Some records
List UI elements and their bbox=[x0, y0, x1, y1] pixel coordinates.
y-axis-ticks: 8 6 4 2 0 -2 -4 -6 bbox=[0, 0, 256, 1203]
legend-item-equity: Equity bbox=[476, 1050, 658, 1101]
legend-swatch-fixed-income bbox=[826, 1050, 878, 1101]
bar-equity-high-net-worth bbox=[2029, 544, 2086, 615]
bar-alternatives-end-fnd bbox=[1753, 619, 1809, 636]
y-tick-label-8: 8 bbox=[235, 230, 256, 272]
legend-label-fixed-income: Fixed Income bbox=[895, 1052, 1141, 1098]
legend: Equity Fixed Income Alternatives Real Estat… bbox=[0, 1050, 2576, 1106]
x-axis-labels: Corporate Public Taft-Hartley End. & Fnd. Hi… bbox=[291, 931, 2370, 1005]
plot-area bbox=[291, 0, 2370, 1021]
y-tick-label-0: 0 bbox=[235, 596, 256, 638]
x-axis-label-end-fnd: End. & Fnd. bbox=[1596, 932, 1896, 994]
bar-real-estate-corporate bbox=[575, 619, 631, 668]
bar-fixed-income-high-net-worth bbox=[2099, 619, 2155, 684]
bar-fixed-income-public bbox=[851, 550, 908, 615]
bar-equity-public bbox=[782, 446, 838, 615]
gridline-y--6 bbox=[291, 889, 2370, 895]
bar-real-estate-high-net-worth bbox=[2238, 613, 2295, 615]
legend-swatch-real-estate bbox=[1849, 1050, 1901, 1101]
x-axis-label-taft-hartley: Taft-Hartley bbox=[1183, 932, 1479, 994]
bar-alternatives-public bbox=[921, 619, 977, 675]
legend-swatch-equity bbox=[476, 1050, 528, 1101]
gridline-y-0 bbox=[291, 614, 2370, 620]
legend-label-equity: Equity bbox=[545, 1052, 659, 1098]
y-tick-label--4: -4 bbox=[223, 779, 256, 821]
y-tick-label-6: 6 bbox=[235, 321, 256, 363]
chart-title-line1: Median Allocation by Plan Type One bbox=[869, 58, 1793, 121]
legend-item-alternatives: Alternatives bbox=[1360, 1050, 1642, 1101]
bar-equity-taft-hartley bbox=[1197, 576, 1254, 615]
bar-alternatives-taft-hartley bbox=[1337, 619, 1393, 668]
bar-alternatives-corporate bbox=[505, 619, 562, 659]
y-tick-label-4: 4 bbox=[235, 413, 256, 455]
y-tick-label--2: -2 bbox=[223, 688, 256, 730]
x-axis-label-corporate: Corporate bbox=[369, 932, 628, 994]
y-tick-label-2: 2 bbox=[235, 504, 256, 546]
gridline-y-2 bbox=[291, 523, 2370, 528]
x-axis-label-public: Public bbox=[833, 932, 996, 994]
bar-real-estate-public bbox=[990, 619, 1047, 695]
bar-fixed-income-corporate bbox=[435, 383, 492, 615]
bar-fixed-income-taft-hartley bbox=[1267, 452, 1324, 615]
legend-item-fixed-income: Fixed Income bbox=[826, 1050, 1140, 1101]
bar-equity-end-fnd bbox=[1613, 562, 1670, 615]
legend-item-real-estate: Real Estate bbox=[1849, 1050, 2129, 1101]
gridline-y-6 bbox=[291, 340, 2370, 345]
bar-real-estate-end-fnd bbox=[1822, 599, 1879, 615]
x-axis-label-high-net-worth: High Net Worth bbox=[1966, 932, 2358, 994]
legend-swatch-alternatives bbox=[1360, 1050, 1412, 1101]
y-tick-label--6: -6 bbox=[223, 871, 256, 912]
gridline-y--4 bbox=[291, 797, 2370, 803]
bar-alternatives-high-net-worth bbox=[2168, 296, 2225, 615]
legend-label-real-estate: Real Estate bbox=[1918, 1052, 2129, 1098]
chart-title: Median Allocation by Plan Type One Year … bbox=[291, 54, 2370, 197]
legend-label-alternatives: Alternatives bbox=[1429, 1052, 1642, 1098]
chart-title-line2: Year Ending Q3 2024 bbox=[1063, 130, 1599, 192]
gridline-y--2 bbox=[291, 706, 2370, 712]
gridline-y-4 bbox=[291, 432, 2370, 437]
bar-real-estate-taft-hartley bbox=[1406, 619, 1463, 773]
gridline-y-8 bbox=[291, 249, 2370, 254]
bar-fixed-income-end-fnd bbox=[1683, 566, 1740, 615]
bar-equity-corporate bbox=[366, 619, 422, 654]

GOAL:
Copy the lines above verbatim, from the first one down to the line containing "bar-equity-high-net-worth bbox=[2029, 544, 2086, 615]", with both ends included.

FINAL RESULT:
List UI elements and their bbox=[x0, y0, x1, y1] pixel coordinates.
y-axis-ticks: 8 6 4 2 0 -2 -4 -6 bbox=[0, 0, 256, 1203]
legend-item-equity: Equity bbox=[476, 1050, 658, 1101]
legend-swatch-fixed-income bbox=[826, 1050, 878, 1101]
bar-equity-high-net-worth bbox=[2029, 544, 2086, 615]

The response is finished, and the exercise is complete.